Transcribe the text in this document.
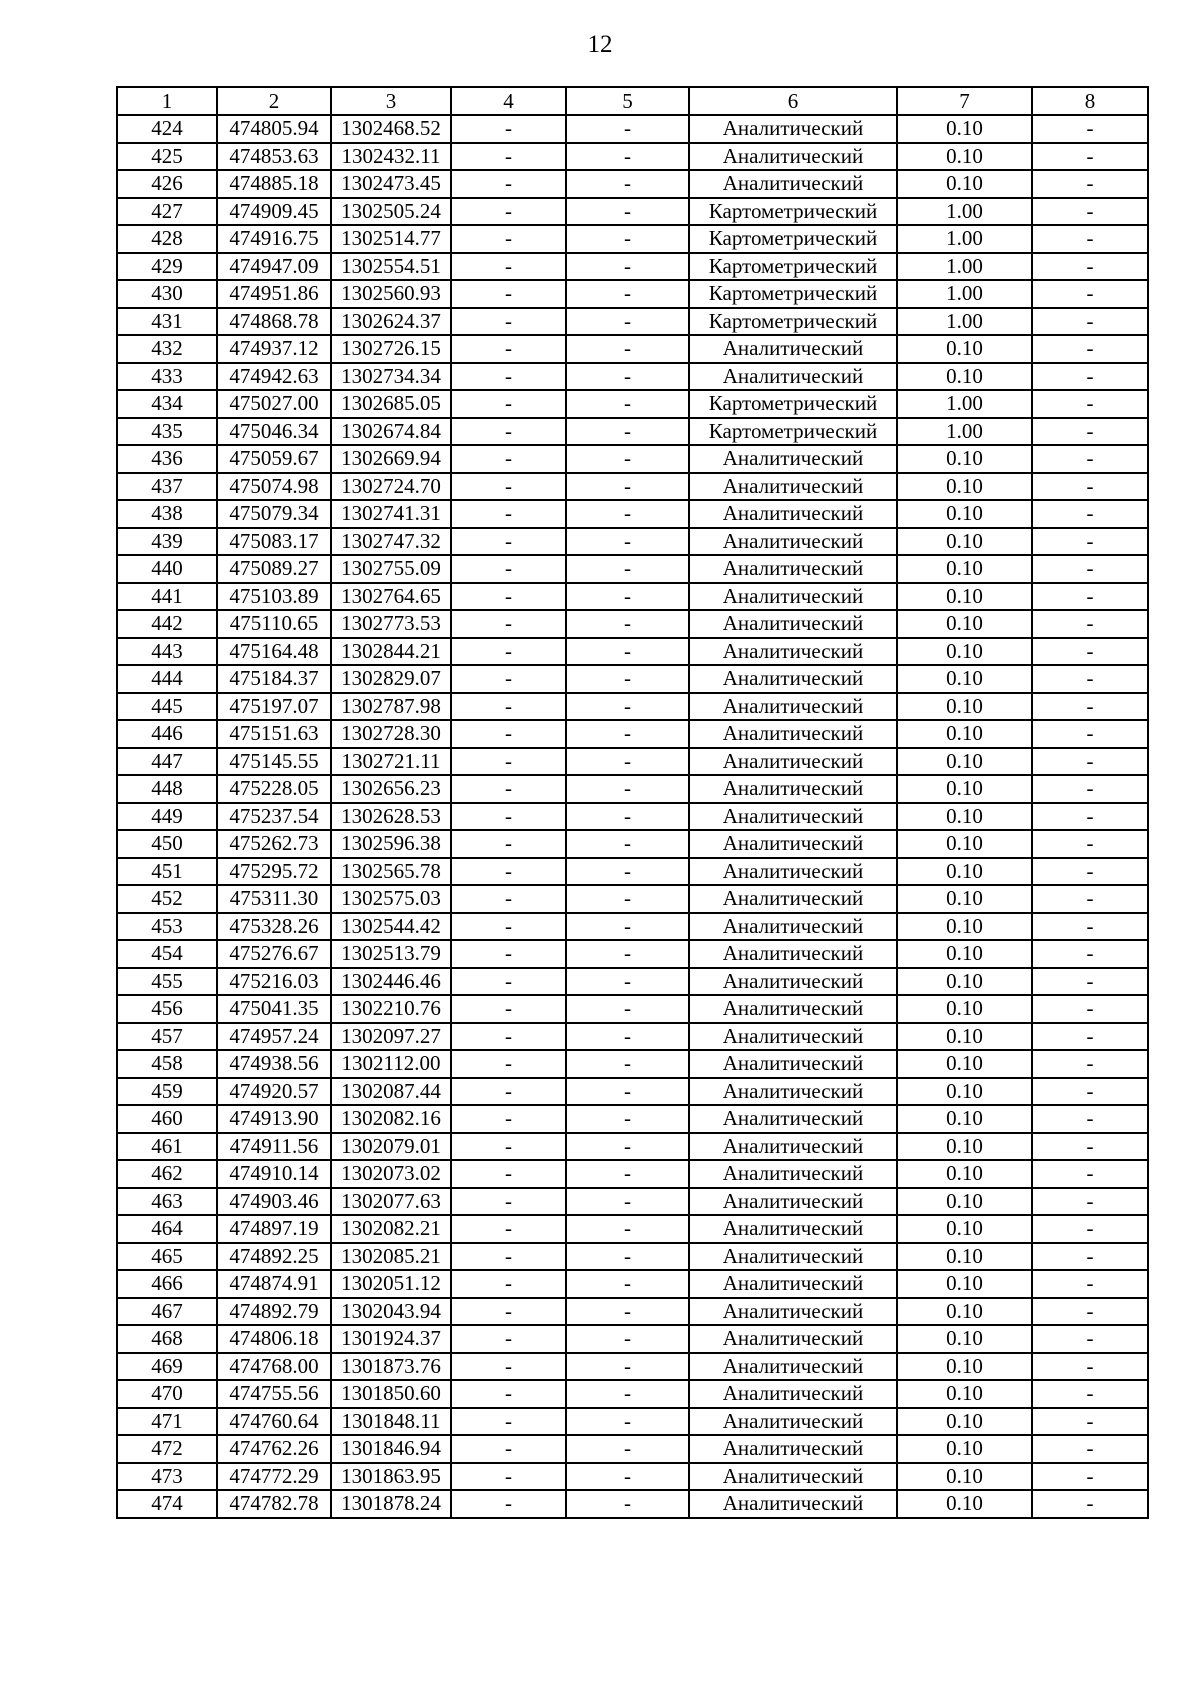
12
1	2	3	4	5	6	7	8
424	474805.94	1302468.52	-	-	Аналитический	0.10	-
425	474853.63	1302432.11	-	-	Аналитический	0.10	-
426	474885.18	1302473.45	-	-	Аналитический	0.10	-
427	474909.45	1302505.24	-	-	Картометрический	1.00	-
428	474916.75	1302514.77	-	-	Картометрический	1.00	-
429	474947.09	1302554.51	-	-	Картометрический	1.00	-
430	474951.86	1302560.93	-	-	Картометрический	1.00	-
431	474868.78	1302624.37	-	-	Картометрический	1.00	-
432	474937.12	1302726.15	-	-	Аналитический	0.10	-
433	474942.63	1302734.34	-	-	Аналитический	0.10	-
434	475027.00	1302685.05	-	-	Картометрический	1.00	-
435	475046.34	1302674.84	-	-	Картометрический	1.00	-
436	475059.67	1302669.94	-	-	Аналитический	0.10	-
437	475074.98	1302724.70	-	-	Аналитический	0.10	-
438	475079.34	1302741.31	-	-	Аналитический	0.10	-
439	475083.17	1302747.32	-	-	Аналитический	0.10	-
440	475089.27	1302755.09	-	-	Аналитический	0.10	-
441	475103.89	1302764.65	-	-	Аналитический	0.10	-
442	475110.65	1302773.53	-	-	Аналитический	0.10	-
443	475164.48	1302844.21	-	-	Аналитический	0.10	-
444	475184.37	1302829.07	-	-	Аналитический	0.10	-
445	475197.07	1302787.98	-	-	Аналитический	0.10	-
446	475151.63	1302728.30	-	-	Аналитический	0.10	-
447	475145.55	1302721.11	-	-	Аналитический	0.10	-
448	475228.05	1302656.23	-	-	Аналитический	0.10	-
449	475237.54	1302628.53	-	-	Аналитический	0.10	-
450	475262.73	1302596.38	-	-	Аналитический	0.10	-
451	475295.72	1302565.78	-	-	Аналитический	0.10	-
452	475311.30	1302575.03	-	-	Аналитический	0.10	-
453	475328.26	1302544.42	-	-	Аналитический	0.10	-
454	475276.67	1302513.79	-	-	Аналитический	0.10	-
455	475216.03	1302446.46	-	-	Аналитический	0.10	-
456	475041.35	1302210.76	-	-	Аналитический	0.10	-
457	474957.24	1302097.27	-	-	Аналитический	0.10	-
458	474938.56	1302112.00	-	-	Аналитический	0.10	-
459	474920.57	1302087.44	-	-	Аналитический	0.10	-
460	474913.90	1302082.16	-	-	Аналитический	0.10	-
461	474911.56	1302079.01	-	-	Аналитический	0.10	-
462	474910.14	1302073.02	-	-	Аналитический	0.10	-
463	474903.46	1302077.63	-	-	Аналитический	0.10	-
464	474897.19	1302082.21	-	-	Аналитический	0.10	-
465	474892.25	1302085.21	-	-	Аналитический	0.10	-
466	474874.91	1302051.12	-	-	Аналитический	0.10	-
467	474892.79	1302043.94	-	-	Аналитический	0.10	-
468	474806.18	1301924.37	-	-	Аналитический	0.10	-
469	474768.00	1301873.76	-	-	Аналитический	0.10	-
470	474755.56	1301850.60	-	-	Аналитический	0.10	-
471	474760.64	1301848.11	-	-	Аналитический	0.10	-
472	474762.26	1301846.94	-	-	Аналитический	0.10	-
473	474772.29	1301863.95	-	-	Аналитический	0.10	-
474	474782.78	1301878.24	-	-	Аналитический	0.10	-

- - -

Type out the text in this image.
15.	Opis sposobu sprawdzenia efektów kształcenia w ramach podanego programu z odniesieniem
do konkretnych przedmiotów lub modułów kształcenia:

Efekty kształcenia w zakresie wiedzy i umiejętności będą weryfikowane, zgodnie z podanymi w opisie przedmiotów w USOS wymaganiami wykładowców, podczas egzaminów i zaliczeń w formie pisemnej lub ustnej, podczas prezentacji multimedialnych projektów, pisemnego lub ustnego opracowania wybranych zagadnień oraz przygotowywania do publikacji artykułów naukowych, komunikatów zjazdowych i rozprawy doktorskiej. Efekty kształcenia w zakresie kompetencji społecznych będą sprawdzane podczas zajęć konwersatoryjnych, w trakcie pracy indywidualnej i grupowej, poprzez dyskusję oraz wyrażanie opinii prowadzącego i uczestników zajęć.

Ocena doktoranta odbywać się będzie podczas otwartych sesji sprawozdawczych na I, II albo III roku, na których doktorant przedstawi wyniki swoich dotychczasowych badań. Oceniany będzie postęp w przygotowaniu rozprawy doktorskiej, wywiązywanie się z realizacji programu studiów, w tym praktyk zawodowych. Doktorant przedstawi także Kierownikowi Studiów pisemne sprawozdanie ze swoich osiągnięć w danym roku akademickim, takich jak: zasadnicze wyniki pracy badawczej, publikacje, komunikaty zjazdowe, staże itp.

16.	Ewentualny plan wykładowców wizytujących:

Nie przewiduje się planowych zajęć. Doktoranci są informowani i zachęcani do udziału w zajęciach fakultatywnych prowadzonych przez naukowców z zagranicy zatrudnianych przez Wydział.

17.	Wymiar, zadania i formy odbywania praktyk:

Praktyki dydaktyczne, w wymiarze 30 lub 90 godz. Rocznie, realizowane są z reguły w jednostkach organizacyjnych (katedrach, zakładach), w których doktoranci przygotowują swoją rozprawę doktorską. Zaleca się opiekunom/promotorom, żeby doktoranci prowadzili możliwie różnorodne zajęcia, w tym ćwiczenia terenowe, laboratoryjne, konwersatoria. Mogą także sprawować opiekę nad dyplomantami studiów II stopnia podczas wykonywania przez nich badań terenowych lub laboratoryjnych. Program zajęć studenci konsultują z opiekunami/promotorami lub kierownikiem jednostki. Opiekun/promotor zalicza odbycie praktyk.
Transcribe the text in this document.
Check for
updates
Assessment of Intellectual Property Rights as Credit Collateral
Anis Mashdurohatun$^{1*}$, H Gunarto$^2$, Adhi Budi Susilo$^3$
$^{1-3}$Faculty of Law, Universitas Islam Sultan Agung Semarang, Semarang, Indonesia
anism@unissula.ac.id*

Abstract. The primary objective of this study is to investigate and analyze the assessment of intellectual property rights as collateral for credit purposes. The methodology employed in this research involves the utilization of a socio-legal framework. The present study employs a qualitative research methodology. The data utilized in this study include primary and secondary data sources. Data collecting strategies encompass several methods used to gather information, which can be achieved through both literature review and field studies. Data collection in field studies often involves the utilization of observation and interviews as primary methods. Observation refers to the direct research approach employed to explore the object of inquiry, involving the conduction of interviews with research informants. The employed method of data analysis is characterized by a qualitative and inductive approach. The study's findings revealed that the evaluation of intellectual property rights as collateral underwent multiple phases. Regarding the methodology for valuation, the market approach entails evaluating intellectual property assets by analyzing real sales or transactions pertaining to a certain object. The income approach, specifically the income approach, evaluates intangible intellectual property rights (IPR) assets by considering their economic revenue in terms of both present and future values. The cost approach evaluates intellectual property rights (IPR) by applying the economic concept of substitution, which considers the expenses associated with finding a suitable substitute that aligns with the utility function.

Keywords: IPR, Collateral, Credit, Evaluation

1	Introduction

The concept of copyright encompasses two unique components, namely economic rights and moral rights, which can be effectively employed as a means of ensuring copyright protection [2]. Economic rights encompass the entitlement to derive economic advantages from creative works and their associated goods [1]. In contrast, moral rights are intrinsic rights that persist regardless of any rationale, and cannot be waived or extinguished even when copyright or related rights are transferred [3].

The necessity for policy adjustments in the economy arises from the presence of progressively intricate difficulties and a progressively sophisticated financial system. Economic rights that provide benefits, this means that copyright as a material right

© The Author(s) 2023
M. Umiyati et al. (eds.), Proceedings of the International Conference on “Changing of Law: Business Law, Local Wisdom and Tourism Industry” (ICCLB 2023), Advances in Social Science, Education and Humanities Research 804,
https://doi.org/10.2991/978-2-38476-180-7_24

- - -

Only the number is wanted: how many lines in the preceding entries hold the string "przedmiotów"?

__CORRECT RESPONSE__
2